» **RECORD EXCERPTS**

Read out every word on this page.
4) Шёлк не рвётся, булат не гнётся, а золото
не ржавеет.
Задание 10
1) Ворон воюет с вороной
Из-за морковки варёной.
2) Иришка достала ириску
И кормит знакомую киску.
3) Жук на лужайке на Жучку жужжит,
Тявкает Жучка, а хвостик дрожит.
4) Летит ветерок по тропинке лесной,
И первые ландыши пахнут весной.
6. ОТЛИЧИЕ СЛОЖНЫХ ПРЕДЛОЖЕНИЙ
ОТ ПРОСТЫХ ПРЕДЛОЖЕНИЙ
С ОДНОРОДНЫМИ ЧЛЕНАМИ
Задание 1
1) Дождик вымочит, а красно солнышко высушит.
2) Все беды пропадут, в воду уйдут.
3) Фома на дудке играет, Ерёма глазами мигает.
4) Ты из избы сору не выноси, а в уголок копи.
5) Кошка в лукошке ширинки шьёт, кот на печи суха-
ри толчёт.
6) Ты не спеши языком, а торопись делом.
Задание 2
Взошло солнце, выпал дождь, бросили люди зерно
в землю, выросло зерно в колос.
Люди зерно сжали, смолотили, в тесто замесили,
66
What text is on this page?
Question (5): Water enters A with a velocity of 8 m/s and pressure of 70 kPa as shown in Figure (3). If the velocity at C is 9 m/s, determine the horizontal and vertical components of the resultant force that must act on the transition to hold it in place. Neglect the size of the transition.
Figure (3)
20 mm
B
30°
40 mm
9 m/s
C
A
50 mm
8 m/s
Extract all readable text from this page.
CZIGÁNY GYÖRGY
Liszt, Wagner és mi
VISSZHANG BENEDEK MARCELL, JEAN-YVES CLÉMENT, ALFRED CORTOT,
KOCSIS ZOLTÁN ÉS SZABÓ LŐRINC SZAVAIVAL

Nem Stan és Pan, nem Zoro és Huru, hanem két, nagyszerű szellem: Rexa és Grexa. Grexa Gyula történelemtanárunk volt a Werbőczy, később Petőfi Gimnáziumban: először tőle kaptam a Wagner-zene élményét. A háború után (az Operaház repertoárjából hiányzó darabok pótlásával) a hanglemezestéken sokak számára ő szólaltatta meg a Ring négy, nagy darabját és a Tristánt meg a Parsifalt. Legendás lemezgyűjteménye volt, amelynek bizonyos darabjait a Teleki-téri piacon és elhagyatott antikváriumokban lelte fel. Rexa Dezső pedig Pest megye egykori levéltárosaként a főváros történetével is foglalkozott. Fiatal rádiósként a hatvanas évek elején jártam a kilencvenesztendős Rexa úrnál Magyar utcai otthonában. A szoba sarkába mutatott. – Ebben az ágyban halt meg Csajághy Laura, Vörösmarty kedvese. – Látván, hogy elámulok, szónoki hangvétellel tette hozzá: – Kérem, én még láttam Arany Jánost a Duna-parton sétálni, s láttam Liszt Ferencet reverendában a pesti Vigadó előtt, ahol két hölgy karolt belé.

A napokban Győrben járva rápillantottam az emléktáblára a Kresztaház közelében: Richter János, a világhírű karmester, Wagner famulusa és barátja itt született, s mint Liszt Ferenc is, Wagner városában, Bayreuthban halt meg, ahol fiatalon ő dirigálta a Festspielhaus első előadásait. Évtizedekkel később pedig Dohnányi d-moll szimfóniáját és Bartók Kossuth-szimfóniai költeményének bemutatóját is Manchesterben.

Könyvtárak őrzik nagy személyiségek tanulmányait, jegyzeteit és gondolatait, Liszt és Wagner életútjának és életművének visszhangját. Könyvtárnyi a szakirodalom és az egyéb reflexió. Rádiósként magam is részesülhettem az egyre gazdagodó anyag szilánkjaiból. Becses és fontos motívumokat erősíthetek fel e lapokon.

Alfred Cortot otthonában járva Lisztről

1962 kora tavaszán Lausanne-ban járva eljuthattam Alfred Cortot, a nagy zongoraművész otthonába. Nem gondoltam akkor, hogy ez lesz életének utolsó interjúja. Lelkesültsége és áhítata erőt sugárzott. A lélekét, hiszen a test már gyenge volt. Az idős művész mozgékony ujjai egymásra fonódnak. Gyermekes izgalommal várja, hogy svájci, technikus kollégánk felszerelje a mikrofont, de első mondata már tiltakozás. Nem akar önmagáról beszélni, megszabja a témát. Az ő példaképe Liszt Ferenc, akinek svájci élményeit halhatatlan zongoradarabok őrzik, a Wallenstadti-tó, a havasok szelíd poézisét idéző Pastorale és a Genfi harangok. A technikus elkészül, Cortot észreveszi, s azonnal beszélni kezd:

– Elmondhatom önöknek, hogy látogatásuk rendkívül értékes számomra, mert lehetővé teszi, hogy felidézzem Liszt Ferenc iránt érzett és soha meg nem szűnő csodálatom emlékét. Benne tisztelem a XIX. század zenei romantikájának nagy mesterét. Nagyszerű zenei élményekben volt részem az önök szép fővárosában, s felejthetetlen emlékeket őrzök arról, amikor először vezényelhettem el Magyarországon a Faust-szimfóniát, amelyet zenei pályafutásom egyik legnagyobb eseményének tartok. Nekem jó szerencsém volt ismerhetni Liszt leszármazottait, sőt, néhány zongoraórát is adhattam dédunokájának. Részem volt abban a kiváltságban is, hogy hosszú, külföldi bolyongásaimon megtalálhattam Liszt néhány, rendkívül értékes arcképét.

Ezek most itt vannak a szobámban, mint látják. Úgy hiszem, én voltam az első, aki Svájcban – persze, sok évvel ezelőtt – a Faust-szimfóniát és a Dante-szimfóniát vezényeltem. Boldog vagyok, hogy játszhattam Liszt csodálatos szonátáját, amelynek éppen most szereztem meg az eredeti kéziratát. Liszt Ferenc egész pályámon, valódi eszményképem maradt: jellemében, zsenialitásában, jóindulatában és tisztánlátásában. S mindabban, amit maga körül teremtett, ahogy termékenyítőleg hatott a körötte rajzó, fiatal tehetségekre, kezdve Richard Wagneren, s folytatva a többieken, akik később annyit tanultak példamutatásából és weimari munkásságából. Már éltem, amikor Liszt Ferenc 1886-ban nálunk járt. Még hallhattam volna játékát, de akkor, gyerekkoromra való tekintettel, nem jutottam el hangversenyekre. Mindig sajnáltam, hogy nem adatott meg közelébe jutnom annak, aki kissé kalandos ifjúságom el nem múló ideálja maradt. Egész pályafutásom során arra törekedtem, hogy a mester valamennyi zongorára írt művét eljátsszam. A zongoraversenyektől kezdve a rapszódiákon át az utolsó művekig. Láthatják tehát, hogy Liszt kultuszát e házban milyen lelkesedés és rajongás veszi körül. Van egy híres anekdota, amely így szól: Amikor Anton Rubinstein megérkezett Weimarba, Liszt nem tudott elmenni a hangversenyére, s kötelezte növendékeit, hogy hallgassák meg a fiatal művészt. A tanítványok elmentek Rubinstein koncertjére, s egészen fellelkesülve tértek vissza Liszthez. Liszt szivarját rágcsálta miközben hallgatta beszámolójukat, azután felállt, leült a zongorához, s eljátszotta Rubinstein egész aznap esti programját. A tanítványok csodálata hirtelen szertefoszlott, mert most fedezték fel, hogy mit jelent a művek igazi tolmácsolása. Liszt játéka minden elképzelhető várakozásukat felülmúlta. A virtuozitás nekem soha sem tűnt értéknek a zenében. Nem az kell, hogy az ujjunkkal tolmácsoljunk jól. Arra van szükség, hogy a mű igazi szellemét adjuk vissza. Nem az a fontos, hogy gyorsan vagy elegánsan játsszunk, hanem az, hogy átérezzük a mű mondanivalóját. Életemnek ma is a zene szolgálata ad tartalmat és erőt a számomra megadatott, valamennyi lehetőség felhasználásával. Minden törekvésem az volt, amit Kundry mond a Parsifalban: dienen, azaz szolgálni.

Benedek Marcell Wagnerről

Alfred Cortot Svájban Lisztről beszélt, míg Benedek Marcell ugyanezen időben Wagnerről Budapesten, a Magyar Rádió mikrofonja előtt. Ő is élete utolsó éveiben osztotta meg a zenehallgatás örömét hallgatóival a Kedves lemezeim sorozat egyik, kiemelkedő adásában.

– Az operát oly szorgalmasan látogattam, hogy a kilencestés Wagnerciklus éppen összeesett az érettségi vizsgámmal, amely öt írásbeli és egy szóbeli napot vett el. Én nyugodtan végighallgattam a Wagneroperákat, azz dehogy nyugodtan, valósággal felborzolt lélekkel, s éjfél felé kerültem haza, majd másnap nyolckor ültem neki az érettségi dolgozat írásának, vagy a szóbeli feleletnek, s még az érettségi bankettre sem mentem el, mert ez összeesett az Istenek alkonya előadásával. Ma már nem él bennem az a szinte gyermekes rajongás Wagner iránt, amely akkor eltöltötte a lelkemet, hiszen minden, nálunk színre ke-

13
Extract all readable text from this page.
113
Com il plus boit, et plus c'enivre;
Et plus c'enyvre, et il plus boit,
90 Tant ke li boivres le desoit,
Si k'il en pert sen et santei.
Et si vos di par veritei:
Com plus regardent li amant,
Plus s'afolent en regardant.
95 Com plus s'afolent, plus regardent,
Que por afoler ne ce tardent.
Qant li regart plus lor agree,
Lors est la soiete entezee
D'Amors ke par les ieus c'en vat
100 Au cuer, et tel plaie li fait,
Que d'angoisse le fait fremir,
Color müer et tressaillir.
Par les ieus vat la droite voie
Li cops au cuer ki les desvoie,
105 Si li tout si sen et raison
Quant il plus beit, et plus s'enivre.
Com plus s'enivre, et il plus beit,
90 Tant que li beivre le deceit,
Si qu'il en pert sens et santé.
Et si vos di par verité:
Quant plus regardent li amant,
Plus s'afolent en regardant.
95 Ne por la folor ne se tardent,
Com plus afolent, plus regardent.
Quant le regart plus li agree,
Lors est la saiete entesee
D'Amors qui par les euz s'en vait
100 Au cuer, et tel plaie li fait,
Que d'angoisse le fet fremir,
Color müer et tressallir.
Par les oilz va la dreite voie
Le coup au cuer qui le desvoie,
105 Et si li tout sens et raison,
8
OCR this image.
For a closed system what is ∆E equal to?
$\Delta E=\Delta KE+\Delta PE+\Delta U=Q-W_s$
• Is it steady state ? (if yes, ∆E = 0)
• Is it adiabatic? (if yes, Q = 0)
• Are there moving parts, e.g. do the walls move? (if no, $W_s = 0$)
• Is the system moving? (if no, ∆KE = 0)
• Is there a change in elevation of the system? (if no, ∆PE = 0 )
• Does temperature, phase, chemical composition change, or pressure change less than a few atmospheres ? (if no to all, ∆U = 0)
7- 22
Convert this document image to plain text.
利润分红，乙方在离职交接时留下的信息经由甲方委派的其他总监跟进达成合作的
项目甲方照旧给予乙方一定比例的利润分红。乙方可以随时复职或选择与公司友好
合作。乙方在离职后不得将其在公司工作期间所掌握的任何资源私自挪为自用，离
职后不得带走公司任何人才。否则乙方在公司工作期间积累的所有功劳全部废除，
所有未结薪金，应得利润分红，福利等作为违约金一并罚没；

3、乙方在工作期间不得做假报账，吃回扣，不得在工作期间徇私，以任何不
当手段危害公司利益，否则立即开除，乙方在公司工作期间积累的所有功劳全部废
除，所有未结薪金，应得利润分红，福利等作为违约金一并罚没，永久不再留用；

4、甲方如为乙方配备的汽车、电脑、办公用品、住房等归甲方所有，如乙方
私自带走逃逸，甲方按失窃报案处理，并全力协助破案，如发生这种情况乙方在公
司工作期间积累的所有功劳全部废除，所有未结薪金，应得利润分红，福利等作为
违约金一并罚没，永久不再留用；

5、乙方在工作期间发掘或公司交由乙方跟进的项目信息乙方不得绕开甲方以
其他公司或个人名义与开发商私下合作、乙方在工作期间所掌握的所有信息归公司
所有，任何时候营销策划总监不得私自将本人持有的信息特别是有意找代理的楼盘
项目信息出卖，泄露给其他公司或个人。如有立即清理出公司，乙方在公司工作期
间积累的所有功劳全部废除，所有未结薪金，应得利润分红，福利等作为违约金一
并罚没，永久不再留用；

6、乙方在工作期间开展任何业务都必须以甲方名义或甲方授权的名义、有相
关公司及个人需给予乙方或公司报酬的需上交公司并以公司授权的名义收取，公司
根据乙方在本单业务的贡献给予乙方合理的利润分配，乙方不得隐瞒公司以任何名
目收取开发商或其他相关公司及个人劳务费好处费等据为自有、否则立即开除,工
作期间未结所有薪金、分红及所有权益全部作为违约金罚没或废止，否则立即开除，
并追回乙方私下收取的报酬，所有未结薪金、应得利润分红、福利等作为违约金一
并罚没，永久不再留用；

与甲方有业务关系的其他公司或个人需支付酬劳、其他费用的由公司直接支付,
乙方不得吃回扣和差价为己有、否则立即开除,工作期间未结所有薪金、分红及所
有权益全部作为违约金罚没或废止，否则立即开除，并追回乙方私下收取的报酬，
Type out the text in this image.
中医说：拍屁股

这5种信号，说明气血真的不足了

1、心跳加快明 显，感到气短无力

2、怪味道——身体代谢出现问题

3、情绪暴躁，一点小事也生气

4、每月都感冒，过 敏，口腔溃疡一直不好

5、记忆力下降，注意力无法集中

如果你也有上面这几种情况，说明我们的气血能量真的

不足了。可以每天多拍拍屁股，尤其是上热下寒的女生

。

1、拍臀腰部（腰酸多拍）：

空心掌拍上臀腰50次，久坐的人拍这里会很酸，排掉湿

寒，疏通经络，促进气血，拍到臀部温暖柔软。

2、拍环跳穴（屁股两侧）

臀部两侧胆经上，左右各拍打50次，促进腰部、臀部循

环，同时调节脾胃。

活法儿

» **WRITTEN TASK**
What is the number of lines in the records that contain the string "Color"? Give only that number.

» **FULL ANSWER**
2